- _TASK STATEMENT_: Collect all lines below with the string "text".

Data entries

..........

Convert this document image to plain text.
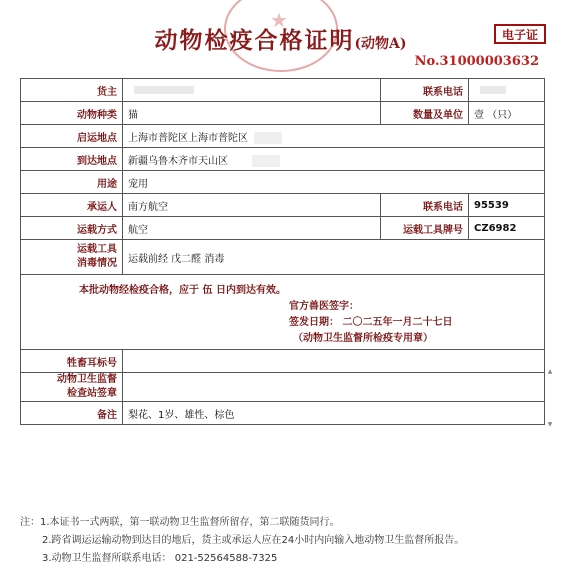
★
动物检疫合格证明(动物A)
电子证
No.31000003632
货主		联系电话	
动物种类	猫	数量及单位	壹 （只）
启运地点	上海市普陀区上海市普陀区		
到达地点	新疆乌鲁木齐市天山区		
用途	宠用		
承运人	南方航空	联系电话	95539
运载方式	航空	运载工具牌号	CZ6982
运载工具
消毒情况	运载前经 戊二醛 消毒		

本批动物经检疫合格，应于 伍 日内到达有效。
官方兽医签字：
签发日期： 二〇二五年一月二十七日
（动物卫生监督所检疫专用章）			

牲畜耳标号			
动物卫生监督
检查站签章			
备注	梨花、1岁、雄性、棕色		
▲
▼
注：1.本证书一式两联，第一联动物卫生监督所留存，第二联随货同行。
2.跨省调运运输动物到达目的地后，货主或承运人应在24小时内向输入地动物卫生监督所报告。
3.动物卫生监督所联系电话： 021-52564588-7325
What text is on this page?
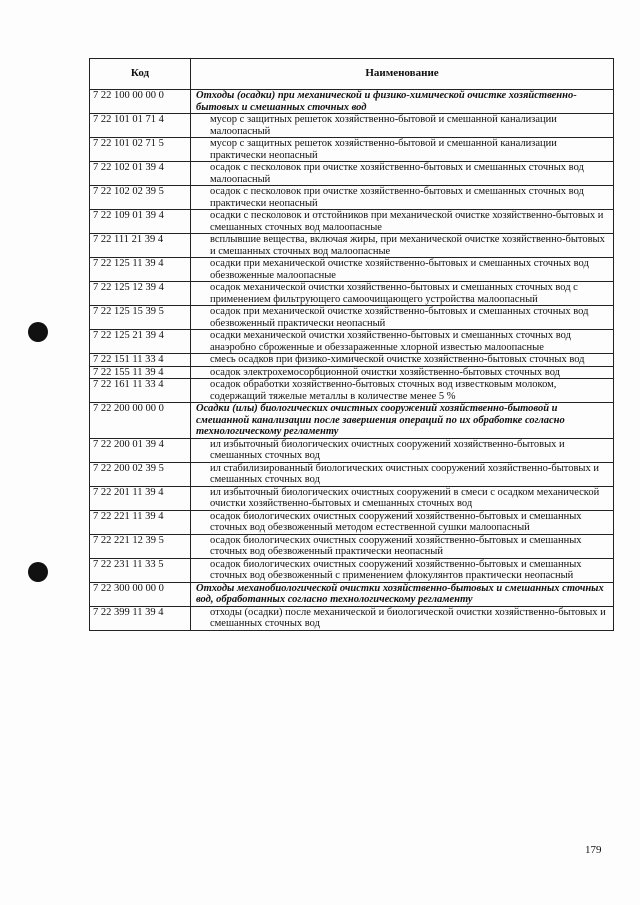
Код	Наименование
7 22 100 00 00 0	Отходы (осадки) при механической и физико-химической очистке хозяйственно-бытовых и смешанных сточных вод
7 22 101 01 71 4	мусор с защитных решеток хозяйственно-бытовой и смешанной канализации малоопасный
7 22 101 02 71 5	мусор с защитных решеток хозяйственно-бытовой и смешанной канализации практически неопасный
7 22 102 01 39 4	осадок с песколовок при очистке хозяйственно-бытовых и смешанных сточных вод малоопасный
7 22 102 02 39 5	осадок с песколовок при очистке хозяйственно-бытовых и смешанных сточных вод практически неопасный
7 22 109 01 39 4	осадки с песколовок и отстойников при механической очистке хозяйственно-бытовых и смешанных сточных вод малоопасные
7 22 111 21 39 4	всплывшие вещества, включая жиры, при механической очистке хозяйственно-бытовых и смешанных сточных вод малоопасные
7 22 125 11 39 4	осадки при механической очистке хозяйственно-бытовых и смешанных сточных вод обезвоженные малоопасные
7 22 125 12 39 4	осадок механической очистки хозяйственно-бытовых и смешанных сточных вод с применением фильтрующего самоочищающего устройства малоопасный
7 22 125 15 39 5	осадок при механической очистке хозяйственно-бытовых и смешанных сточных вод обезвоженный практически неопасный
7 22 125 21 39 4	осадки механической очистки хозяйственно-бытовых и смешанных сточных вод анаэробно сброженные и обеззараженные хлорной известью малоопасные
7 22 151 11 33 4	смесь осадков при физико-химической очистке хозяйственно-бытовых сточных вод
7 22 155 11 39 4	осадок электрохемосорбционной очистки хозяйственно-бытовых сточных вод
7 22 161 11 33 4	осадок обработки хозяйственно-бытовых сточных вод известковым молоком, содержащий тяжелые металлы в количестве менее 5 %
7 22 200 00 00 0	Осадки (илы) биологических очистных сооружений хозяйственно-бытовой и смешанной канализации после завершения операций по их обработке согласно технологическому регламенту
7 22 200 01 39 4	ил избыточный биологических очистных сооружений хозяйственно-бытовых и смешанных сточных вод
7 22 200 02 39 5	ил стабилизированный биологических очистных сооружений хозяйственно-бытовых и смешанных сточных вод
7 22 201 11 39 4	ил избыточный биологических очистных сооружений в смеси с осадком механической очистки хозяйственно-бытовых и смешанных сточных вод
7 22 221 11 39 4	осадок биологических очистных сооружений хозяйственно-бытовых и смешанных сточных вод обезвоженный методом естественной сушки малоопасный
7 22 221 12 39 5	осадок биологических очистных сооружений хозяйственно-бытовых и смешанных сточных вод обезвоженный практически неопасный
7 22 231 11 33 5	осадок биологических очистных сооружений хозяйственно-бытовых и смешанных сточных вод обезвоженный с применением флокулянтов практически неопасный
7 22 300 00 00 0	Отходы механобиологической очистки хозяйственно-бытовых и смешанных сточных вод, обработанных согласно технологическому регламенту
7 22 399 11 39 4	отходы (осадки) после механической и биологической очистки хозяйственно-бытовых и смешанных сточных вод
179
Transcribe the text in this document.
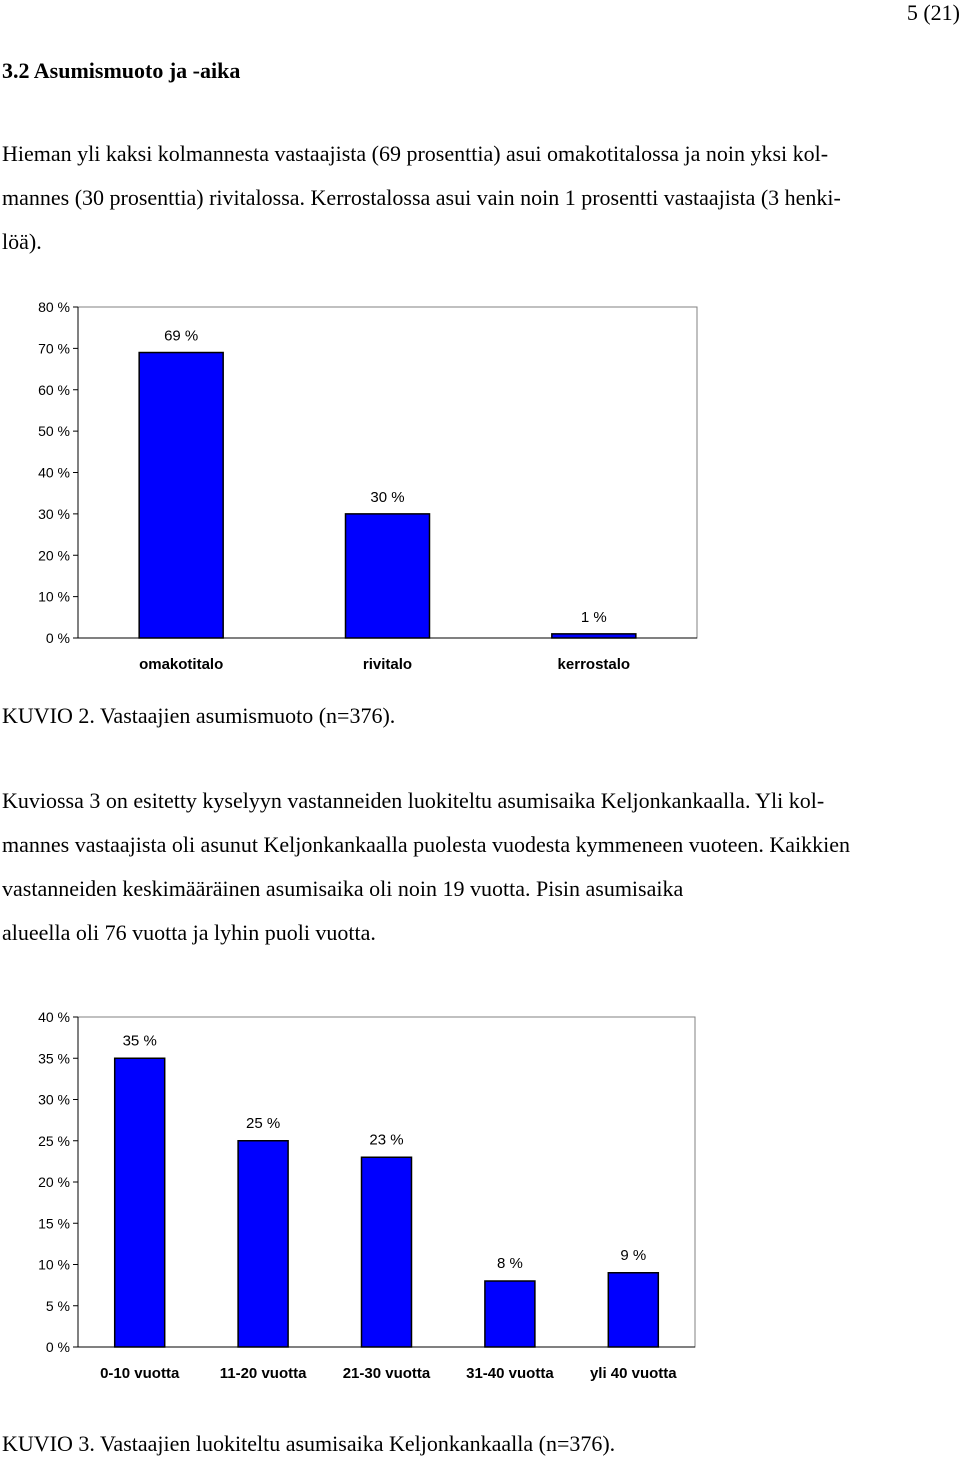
5 (21)
3.2 Asumismuoto ja -aika
Hieman yli kaksi kolmannesta vastaajista (69 prosenttia) asui omakotitalossa ja noin yksi kol-
mannes (30 prosenttia) rivitalossa. Kerrostalossa asui vain noin 1 prosentti vastaajista (3 henki-
löä).
0 %
10 %
20 %
30 %
40 %
50 %
60 %
70 %
80 %
69 %
omakotitalo
30 %
rivitalo
1 %
kerrostalo
KUVIO 2. Vastaajien asumismuoto (n=376).
Kuviossa 3 on esitetty kyselyyn vastanneiden luokiteltu asumisaika Keljonkankaalla. Yli kol-
mannes vastaajista oli asunut Keljonkankaalla puolesta vuodesta kymmeneen vuoteen. Kaikkien
vastanneiden keskimääräinen asumisaika oli noin 19 vuotta. Pisin asumisaika
alueella oli 76 vuotta ja lyhin puoli vuotta.
0 %
5 %
10 %
15 %
20 %
25 %
30 %
35 %
40 %
35 %
0-10 vuotta
25 %
11-20 vuotta
23 %
21-30 vuotta
8 %
31-40 vuotta
9 %
yli 40 vuotta
KUVIO 3. Vastaajien luokiteltu asumisaika Keljonkankaalla (n=376).
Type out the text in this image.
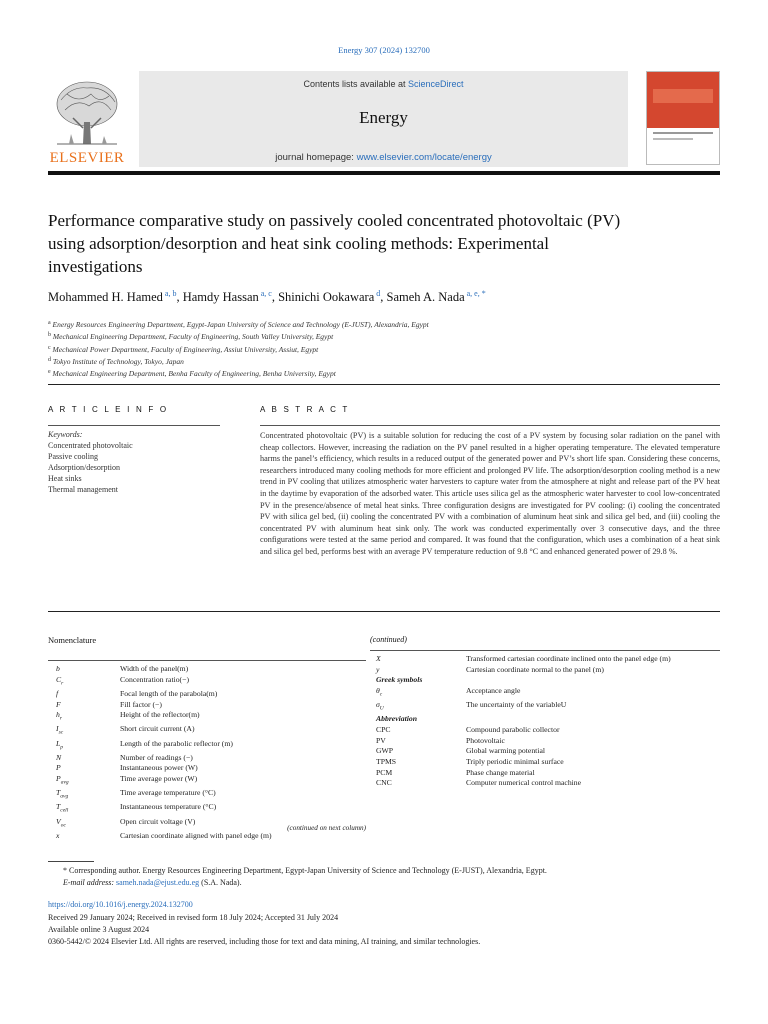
Energy 307 (2024) 132700
ELSEVIER
Contents lists available at ScienceDirect
Energy
journal homepage: www.elsevier.com/locate/energy
Performance comparative study on passively cooled concentrated photovoltaic (PV) using adsorption/desorption and heat sink cooling methods: Experimental investigations
Mohammed H. Hamed $^{a, b}$, Hamdy Hassan $^{a, c}$, Shinichi Ookawara $^d$, Sameh A. Nada $^{a, e, *}$
$^a$ Energy Resources Engineering Department, Egypt-Japan University of Science and Technology (E-JUST), Alexandria, Egypt
$^b$ Mechanical Engineering Department, Faculty of Engineering, South Valley University, Egypt
$^c$ Mechanical Power Department, Faculty of Engineering, Assiut University, Assiut, Egypt
$^d$ Tokyo Institute of Technology, Tokyo, Japan
$^e$ Mechanical Engineering Department, Benha Faculty of Engineering, Benha University, Egypt
A R T I C L E I N F O
Keywords:
Concentrated photovoltaic
Passive cooling
Adsorption/desorption
Heat sinks
Thermal management
A B S T R A C T
Concentrated photovoltaic (PV) is a suitable solution for reducing the cost of a PV system by focusing solar radiation on the panel with cheap collectors. However, increasing the radiation on the PV panel resulted in a higher operating temperature. The elevated temperature harms the panel’s efficiency, which results in a reduced output of the generated power and PV’s short life span. Considering these concerns, researchers introduced many cooling methods for more efficient and prolonged PV life. The adsorption/desorption cooling method is a new trend in PV cooling that utilizes atmospheric water harvesters to capture water from the atmosphere at night and release part of the PV heat in the daytime by evaporation of the adsorbed water. This article uses silica gel as the atmospheric water harvester to cool low-concentrated PV in the presence/absence of metal heat sinks. Three configuration designs are investigated for PV cooling: (i) cooling the concentrated PV with silica gel bed, (ii) cooling the concentrated PV with a combination of aluminum heat sink and silica gel bed, and (iii) cooling the concentrated PV with aluminum heat sink only. The work was conducted experimentally over 3 consecutive days, and the three configurations were tested at the same period and compared. It was found that the configuration, which uses a combination of a heat sink and silica gel bed, performs best with an average PV temperature reduction of 9.8 °C and enhanced generated power of 29.8 %.
Nomenclature
b	Width of the panel(m)
$C_r$	Concentration ratio(−)
f	Focal length of the parabola(m)
F	Fill factor (−)
$h_r$	Height of the reflector(m)
$I_{sc}$	Short circuit current (A)
$L_p$	Length of the parabolic reflector (m)
N	Number of readings (−)
P	Instantaneous power (W)
$P_{avg}$	Time average power (W)
$T_{avg}$	Time average temperature (°C)
$T_{cell}$	Instantaneous temperature (°C)
$V_{oc}$	Open circuit voltage (V)
x	Cartesian coordinate aligned with panel edge (m)
(continued on next column)
(continued)
X	Transformed cartesian coordinate inclined onto the panel edge (m)
y	Cartesian coordinate normal to the panel (m)
Greek symbols	
$\theta_c$	Acceptance angle
$\sigma_U$	The uncertainty of the variableU
Abbreviation	
CPC	Compound parabolic collector
PV	Photovoltaic
GWP	Global warming potential
TPMS	Triply periodic minimal surface
PCM	Phase change material
CNC	Computer numerical control machine
* Corresponding author. Energy Resources Engineering Department, Egypt-Japan University of Science and Technology (E-JUST), Alexandria, Egypt.
E-mail address: sameh.nada@ejust.edu.eg (S.A. Nada).
https://doi.org/10.1016/j.energy.2024.132700
Received 29 January 2024; Received in revised form 18 July 2024; Accepted 31 July 2024
Available online 3 August 2024
0360-5442/© 2024 Elsevier Ltd. All rights are reserved, including those for text and data mining, AI training, and similar technologies.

..........

- _OUTPUT OF THE TASK_:
Convert this document image to plain text.
What text is on this page?
Transcribe the text in this document.
Type out the text in this image.
0360-5442/© 2024 Elsevier Ltd. All rights are reserved, including those for text and data mining, AI training, and similar technologies.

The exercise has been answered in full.